Exercise: In these lines, swap "Absorption Intensity" for "Absorbance" everywhere it appears. Give the lines back with nothing else changed.
____________
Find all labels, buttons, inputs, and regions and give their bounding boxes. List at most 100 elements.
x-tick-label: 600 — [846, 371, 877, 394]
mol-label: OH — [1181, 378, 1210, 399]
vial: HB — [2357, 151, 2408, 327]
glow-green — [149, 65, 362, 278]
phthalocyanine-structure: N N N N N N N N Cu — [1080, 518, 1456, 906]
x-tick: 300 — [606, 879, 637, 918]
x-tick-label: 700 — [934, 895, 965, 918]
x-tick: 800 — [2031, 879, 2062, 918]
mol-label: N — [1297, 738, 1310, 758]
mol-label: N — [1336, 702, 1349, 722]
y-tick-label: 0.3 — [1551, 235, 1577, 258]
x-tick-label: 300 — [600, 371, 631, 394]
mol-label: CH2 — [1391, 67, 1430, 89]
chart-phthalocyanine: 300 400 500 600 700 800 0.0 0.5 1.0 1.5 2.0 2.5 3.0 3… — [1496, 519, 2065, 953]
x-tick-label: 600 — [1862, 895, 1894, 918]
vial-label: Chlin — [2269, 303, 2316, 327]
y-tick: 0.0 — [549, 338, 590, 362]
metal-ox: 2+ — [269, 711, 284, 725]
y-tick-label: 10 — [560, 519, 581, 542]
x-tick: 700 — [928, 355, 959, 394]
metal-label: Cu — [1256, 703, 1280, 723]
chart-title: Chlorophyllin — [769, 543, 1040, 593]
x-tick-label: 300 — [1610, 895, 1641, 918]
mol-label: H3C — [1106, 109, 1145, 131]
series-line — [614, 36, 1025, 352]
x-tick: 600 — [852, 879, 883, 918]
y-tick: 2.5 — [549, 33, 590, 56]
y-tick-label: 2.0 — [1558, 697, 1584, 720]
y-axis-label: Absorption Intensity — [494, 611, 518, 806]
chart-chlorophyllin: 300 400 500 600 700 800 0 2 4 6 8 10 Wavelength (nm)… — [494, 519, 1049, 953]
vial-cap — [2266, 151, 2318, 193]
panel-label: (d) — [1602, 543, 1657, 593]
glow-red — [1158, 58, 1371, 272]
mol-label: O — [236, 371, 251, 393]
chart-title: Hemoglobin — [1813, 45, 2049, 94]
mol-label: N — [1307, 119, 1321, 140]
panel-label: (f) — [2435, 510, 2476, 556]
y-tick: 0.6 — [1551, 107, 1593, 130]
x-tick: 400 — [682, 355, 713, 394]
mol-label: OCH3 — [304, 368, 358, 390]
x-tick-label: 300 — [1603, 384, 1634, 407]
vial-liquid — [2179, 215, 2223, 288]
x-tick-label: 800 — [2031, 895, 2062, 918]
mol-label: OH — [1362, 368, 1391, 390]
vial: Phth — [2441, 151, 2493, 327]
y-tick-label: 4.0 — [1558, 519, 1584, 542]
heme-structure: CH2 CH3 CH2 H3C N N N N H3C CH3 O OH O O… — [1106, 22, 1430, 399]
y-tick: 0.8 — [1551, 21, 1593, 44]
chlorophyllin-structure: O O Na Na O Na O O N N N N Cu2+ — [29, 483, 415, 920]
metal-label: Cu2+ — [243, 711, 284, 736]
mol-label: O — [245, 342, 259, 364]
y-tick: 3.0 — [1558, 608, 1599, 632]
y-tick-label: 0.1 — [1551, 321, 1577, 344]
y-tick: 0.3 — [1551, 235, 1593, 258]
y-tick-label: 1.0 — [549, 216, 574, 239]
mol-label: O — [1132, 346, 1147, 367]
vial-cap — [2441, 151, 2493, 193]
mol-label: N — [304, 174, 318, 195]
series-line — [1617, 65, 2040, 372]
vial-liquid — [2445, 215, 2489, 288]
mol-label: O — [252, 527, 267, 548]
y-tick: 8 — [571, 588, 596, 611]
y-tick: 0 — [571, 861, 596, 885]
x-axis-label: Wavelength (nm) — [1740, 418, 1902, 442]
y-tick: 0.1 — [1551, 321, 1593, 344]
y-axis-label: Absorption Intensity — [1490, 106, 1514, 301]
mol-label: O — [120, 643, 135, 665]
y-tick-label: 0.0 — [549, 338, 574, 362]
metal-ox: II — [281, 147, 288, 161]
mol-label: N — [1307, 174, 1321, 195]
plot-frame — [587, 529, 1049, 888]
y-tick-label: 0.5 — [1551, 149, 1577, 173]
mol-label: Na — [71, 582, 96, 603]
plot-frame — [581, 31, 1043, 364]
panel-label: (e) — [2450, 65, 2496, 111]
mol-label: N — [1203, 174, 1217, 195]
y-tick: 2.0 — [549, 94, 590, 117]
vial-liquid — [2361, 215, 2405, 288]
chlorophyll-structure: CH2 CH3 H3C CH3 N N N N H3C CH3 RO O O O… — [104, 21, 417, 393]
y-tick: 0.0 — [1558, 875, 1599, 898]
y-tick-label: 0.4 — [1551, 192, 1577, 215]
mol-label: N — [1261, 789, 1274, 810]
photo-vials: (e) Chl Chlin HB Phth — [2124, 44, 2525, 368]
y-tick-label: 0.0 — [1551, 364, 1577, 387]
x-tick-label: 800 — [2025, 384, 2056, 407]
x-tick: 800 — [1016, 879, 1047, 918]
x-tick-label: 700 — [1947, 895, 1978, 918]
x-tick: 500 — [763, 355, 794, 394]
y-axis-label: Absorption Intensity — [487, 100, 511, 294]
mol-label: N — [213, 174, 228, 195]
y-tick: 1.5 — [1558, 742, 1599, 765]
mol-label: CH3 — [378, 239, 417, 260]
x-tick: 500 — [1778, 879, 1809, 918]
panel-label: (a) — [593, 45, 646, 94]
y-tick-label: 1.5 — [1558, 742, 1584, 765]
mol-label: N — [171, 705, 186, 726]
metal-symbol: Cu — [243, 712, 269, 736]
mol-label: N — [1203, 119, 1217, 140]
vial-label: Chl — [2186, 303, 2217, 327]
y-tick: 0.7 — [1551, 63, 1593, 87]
____________
Answer for the task:
Find all labels, buttons, inputs, and regions and give their bounding boxes. List at most 100 elements.
x-tick-label: 600 — [846, 371, 877, 394]
mol-label: OH — [1181, 378, 1210, 399]
vial: HB — [2357, 151, 2408, 327]
glow-green — [149, 65, 362, 278]
phthalocyanine-structure: N N N N N N N N Cu — [1080, 518, 1456, 906]
x-tick: 300 — [606, 879, 637, 918]
x-tick-label: 700 — [934, 895, 965, 918]
x-tick: 800 — [2031, 879, 2062, 918]
mol-label: N — [1297, 738, 1310, 758]
mol-label: N — [1336, 702, 1349, 722]
y-tick-label: 0.3 — [1551, 235, 1577, 258]
x-tick-label: 300 — [600, 371, 631, 394]
mol-label: CH2 — [1391, 67, 1430, 89]
chart-phthalocyanine: 300 400 500 600 700 800 0.0 0.5 1.0 1.5 2.0 2.5 3.0 3… — [1496, 519, 2065, 953]
x-tick-label: 600 — [1862, 895, 1894, 918]
vial-label: Chlin — [2269, 303, 2316, 327]
y-tick: 0.0 — [549, 338, 590, 362]
metal-ox: 2+ — [269, 711, 284, 725]
y-tick-label: 10 — [560, 519, 581, 542]
x-tick: 700 — [928, 355, 959, 394]
metal-label: Cu — [1256, 703, 1280, 723]
chart-title: Chlorophyllin — [769, 543, 1040, 593]
x-tick-label: 300 — [1610, 895, 1641, 918]
mol-label: H3C — [1106, 109, 1145, 131]
series-line — [614, 36, 1025, 352]
x-tick: 600 — [852, 879, 883, 918]
y-tick: 2.5 — [549, 33, 590, 56]
y-tick-label: 2.0 — [1558, 697, 1584, 720]
y-axis-label: Absorbance — [494, 611, 518, 806]
chart-chlorophyllin: 300 400 500 600 700 800 0 2 4 6 8 10 Wavelength (nm)… — [494, 519, 1049, 953]
vial-cap — [2266, 151, 2318, 193]
panel-label: (d) — [1602, 543, 1657, 593]
glow-red — [1158, 58, 1371, 272]
mol-label: O — [236, 371, 251, 393]
chart-title: Hemoglobin — [1813, 45, 2049, 94]
mol-label: N — [1307, 119, 1321, 140]
panel-label: (f) — [2435, 510, 2476, 556]
y-tick: 0.6 — [1551, 107, 1593, 130]
x-tick: 400 — [682, 355, 713, 394]
mol-label: OCH3 — [304, 368, 358, 390]
x-tick-label: 300 — [1603, 384, 1634, 407]
vial-liquid — [2179, 215, 2223, 288]
x-tick-label: 800 — [2031, 895, 2062, 918]
mol-label: OH — [1362, 368, 1391, 390]
vial: Phth — [2441, 151, 2493, 327]
y-tick-label: 4.0 — [1558, 519, 1584, 542]
heme-structure: CH2 CH3 CH2 H3C N N N N H3C CH3 O OH O O… — [1106, 22, 1430, 399]
y-tick: 0.8 — [1551, 21, 1593, 44]
chlorophyllin-structure: O O Na Na O Na O O N N N N Cu2+ — [29, 483, 415, 920]
metal-label: Cu2+ — [243, 711, 284, 736]
mol-label: O — [245, 342, 259, 364]
y-tick: 3.0 — [1558, 608, 1599, 632]
y-tick-label: 0.1 — [1551, 321, 1577, 344]
y-tick: 0.3 — [1551, 235, 1593, 258]
y-tick-label: 1.0 — [549, 216, 574, 239]
mol-label: O — [1132, 346, 1147, 367]
vial-cap — [2441, 151, 2493, 193]
mol-label: N — [304, 174, 318, 195]
series-line — [1617, 65, 2040, 372]
vial-liquid — [2445, 215, 2489, 288]
mol-label: O — [252, 527, 267, 548]
y-tick: 8 — [571, 588, 596, 611]
y-tick: 0 — [571, 861, 596, 885]
x-axis-label: Wavelength (nm) — [1740, 418, 1902, 442]
y-tick: 0.1 — [1551, 321, 1593, 344]
y-axis-label: Absorbance — [1490, 106, 1514, 301]
mol-label: O — [120, 643, 135, 665]
y-tick-label: 0.0 — [549, 338, 574, 362]
metal-ox: II — [281, 147, 288, 161]
mol-label: N — [1307, 174, 1321, 195]
plot-frame — [587, 529, 1049, 888]
y-tick-label: 0.5 — [1551, 149, 1577, 173]
mol-label: Na — [71, 582, 96, 603]
plot-frame — [581, 31, 1043, 364]
panel-label: (e) — [2450, 65, 2496, 111]
mol-label: N — [1203, 174, 1217, 195]
y-tick: 2.0 — [549, 94, 590, 117]
vial-liquid — [2361, 215, 2405, 288]
chlorophyll-structure: CH2 CH3 H3C CH3 N N N N H3C CH3 RO O O O… — [104, 21, 417, 393]
y-tick: 0.0 — [1558, 875, 1599, 898]
y-tick-label: 0.4 — [1551, 192, 1577, 215]
mol-label: N — [1261, 789, 1274, 810]
photo-vials: (e) Chl Chlin HB Phth — [2124, 44, 2525, 368]
y-tick-label: 0.0 — [1551, 364, 1577, 387]
x-tick-label: 800 — [2025, 384, 2056, 407]
x-tick: 800 — [1016, 879, 1047, 918]
x-tick-label: 700 — [1947, 895, 1978, 918]
x-tick: 500 — [763, 355, 794, 394]
y-axis-label: Absorbance — [487, 100, 511, 294]
mol-label: N — [213, 174, 228, 195]
y-tick: 1.5 — [1558, 742, 1599, 765]
mol-label: CH3 — [378, 239, 417, 260]
x-tick: 500 — [1778, 879, 1809, 918]
panel-label: (a) — [593, 45, 646, 94]
y-tick-label: 1.5 — [1558, 742, 1584, 765]
mol-label: N — [171, 705, 186, 726]
metal-symbol: Cu — [243, 712, 269, 736]
mol-label: N — [1203, 119, 1217, 140]
vial-label: Chl — [2186, 303, 2217, 327]
y-tick: 0.7 — [1551, 63, 1593, 87]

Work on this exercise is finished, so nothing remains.